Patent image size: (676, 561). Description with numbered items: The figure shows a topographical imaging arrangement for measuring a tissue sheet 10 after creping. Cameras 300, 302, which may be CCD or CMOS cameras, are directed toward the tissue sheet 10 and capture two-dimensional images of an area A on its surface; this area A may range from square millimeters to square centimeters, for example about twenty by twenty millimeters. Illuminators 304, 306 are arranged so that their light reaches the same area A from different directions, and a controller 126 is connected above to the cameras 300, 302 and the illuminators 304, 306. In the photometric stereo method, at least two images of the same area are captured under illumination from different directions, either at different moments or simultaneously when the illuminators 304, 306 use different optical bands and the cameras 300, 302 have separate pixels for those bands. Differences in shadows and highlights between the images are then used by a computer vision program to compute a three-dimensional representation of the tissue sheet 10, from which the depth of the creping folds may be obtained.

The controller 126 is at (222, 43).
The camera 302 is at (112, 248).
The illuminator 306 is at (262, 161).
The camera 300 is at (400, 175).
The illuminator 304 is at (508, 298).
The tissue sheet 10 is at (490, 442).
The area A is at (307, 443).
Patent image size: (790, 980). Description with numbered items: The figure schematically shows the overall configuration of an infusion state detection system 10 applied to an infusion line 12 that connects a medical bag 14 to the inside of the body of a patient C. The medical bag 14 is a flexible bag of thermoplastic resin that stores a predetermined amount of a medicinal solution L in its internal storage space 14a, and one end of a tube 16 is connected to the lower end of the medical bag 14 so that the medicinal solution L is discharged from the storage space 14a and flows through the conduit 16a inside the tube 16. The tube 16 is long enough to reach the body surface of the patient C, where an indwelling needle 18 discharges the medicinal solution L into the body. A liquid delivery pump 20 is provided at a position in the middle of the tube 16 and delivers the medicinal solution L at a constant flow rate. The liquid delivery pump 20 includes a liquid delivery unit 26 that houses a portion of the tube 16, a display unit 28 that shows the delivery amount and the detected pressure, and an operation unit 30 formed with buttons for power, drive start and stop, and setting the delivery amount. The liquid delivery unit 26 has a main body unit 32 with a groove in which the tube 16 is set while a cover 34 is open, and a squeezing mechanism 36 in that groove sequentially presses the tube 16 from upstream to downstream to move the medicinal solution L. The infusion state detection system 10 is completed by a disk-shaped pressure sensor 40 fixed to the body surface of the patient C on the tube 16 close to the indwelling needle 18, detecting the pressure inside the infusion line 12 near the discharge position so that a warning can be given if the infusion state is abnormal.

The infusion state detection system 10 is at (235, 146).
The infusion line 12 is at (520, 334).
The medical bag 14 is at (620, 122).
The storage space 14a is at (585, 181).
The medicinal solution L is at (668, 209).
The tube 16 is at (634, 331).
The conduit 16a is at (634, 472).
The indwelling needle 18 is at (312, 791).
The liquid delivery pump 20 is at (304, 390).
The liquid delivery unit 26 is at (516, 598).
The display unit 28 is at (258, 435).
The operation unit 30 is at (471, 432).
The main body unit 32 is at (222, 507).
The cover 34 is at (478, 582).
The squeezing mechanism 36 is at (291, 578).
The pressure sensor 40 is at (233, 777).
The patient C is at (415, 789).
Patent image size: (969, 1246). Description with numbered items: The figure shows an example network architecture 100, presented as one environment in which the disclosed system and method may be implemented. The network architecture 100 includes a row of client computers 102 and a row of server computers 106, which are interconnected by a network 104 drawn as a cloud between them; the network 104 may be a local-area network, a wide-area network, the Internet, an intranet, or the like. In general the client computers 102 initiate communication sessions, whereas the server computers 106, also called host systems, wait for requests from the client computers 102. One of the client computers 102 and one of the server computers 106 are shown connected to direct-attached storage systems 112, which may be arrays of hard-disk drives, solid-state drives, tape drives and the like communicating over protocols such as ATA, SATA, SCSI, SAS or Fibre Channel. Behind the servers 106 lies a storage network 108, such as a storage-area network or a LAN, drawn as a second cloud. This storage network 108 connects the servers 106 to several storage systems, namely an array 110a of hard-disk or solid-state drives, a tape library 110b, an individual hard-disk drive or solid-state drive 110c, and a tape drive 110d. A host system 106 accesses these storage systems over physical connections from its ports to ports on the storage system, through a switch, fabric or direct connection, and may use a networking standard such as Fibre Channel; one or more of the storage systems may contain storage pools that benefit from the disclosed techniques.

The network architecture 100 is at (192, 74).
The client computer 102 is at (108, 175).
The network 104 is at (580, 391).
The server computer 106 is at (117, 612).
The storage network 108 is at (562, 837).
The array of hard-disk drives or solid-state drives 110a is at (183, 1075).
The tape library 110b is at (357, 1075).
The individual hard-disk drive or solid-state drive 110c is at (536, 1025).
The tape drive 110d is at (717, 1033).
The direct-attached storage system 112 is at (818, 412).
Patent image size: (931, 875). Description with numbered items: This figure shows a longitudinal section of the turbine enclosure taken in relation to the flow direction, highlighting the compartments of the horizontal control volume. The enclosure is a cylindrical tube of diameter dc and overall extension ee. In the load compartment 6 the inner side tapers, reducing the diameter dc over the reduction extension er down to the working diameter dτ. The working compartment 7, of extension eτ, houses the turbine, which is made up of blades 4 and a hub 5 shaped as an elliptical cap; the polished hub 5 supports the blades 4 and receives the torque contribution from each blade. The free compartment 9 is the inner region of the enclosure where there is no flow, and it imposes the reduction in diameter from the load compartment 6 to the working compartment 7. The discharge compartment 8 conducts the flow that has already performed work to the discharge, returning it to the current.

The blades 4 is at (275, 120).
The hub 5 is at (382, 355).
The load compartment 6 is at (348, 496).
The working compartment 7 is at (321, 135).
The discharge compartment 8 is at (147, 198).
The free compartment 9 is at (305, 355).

---

> [What the exercise asks]: Write out all the items above again, switching each "Patent image size" to "Figure dimensions" and leaving everything else unchanged.

> [Problem solution]:
Figure dimensions: (676, 561). Description with numbered items: The figure shows a topographical imaging arrangement for measuring a tissue sheet 10 after creping. Cameras 300, 302, which may be CCD or CMOS cameras, are directed toward the tissue sheet 10 and capture two-dimensional images of an area A on its surface; this area A may range from square millimeters to square centimeters, for example about twenty by twenty millimeters. Illuminators 304, 306 are arranged so that their light reaches the same area A from different directions, and a controller 126 is connected above to the cameras 300, 302 and the illuminators 304, 306. In the photometric stereo method, at least two images of the same area are captured under illumination from different directions, either at different moments or simultaneously when the illuminators 304, 306 use different optical bands and the cameras 300, 302 have separate pixels for those bands. Differences in shadows and highlights between the images are then used by a computer vision program to compute a three-dimensional representation of the tissue sheet 10, from which the depth of the creping folds may be obtained.

The controller 126 is at (222, 43).
The camera 302 is at (112, 248).
The illuminator 306 is at (262, 161).
The camera 300 is at (400, 175).
The illuminator 304 is at (508, 298).
The tissue sheet 10 is at (490, 442).
The area A is at (307, 443).
Figure dimensions: (790, 980). Description with numbered items: The figure schematically shows the overall configuration of an infusion state detection system 10 applied to an infusion line 12 that connects a medical bag 14 to the inside of the body of a patient C. The medical bag 14 is a flexible bag of thermoplastic resin that stores a predetermined amount of a medicinal solution L in its internal storage space 14a, and one end of a tube 16 is connected to the lower end of the medical bag 14 so that the medicinal solution L is discharged from the storage space 14a and flows through the conduit 16a inside the tube 16. The tube 16 is long enough to reach the body surface of the patient C, where an indwelling needle 18 discharges the medicinal solution L into the body. A liquid delivery pump 20 is provided at a position in the middle of the tube 16 and delivers the medicinal solution L at a constant flow rate. The liquid delivery pump 20 includes a liquid delivery unit 26 that houses a portion of the tube 16, a display unit 28 that shows the delivery amount and the detected pressure, and an operation unit 30 formed with buttons for power, drive start and stop, and setting the delivery amount. The liquid delivery unit 26 has a main body unit 32 with a groove in which the tube 16 is set while a cover 34 is open, and a squeezing mechanism 36 in that groove sequentially presses the tube 16 from upstream to downstream to move the medicinal solution L. The infusion state detection system 10 is completed by a disk-shaped pressure sensor 40 fixed to the body surface of the patient C on the tube 16 close to the indwelling needle 18, detecting the pressure inside the infusion line 12 near the discharge position so that a warning can be given if the infusion state is abnormal.

The infusion state detection system 10 is at (235, 146).
The infusion line 12 is at (520, 334).
The medical bag 14 is at (620, 122).
The storage space 14a is at (585, 181).
The medicinal solution L is at (668, 209).
The tube 16 is at (634, 331).
The conduit 16a is at (634, 472).
The indwelling needle 18 is at (312, 791).
The liquid delivery pump 20 is at (304, 390).
The liquid delivery unit 26 is at (516, 598).
The display unit 28 is at (258, 435).
The operation unit 30 is at (471, 432).
The main body unit 32 is at (222, 507).
The cover 34 is at (478, 582).
The squeezing mechanism 36 is at (291, 578).
The pressure sensor 40 is at (233, 777).
The patient C is at (415, 789).
Figure dimensions: (969, 1246). Description with numbered items: The figure shows an example network architecture 100, presented as one environment in which the disclosed system and method may be implemented. The network architecture 100 includes a row of client computers 102 and a row of server computers 106, which are interconnected by a network 104 drawn as a cloud between them; the network 104 may be a local-area network, a wide-area network, the Internet, an intranet, or the like. In general the client computers 102 initiate communication sessions, whereas the server computers 106, also called host systems, wait for requests from the client computers 102. One of the client computers 102 and one of the server computers 106 are shown connected to direct-attached storage systems 112, which may be arrays of hard-disk drives, solid-state drives, tape drives and the like communicating over protocols such as ATA, SATA, SCSI, SAS or Fibre Channel. Behind the servers 106 lies a storage network 108, such as a storage-area network or a LAN, drawn as a second cloud. This storage network 108 connects the servers 106 to several storage systems, namely an array 110a of hard-disk or solid-state drives, a tape library 110b, an individual hard-disk drive or solid-state drive 110c, and a tape drive 110d. A host system 106 accesses these storage systems over physical connections from its ports to ports on the storage system, through a switch, fabric or direct connection, and may use a networking standard such as Fibre Channel; one or more of the storage systems may contain storage pools that benefit from the disclosed techniques.

The network architecture 100 is at (192, 74).
The client computer 102 is at (108, 175).
The network 104 is at (580, 391).
The server computer 106 is at (117, 612).
The storage network 108 is at (562, 837).
The array of hard-disk drives or solid-state drives 110a is at (183, 1075).
The tape library 110b is at (357, 1075).
The individual hard-disk drive or solid-state drive 110c is at (536, 1025).
The tape drive 110d is at (717, 1033).
The direct-attached storage system 112 is at (818, 412).
Figure dimensions: (931, 875). Description with numbered items: This figure shows a longitudinal section of the turbine enclosure taken in relation to the flow direction, highlighting the compartments of the horizontal control volume. The enclosure is a cylindrical tube of diameter dc and overall extension ee. In the load compartment 6 the inner side tapers, reducing the diameter dc over the reduction extension er down to the working diameter dτ. The working compartment 7, of extension eτ, houses the turbine, which is made up of blades 4 and a hub 5 shaped as an elliptical cap; the polished hub 5 supports the blades 4 and receives the torque contribution from each blade. The free compartment 9 is the inner region of the enclosure where there is no flow, and it imposes the reduction in diameter from the load compartment 6 to the working compartment 7. The discharge compartment 8 conducts the flow that has already performed work to the discharge, returning it to the current.

The blades 4 is at (275, 120).
The hub 5 is at (382, 355).
The load compartment 6 is at (348, 496).
The working compartment 7 is at (321, 135).
The discharge compartment 8 is at (147, 198).
The free compartment 9 is at (305, 355).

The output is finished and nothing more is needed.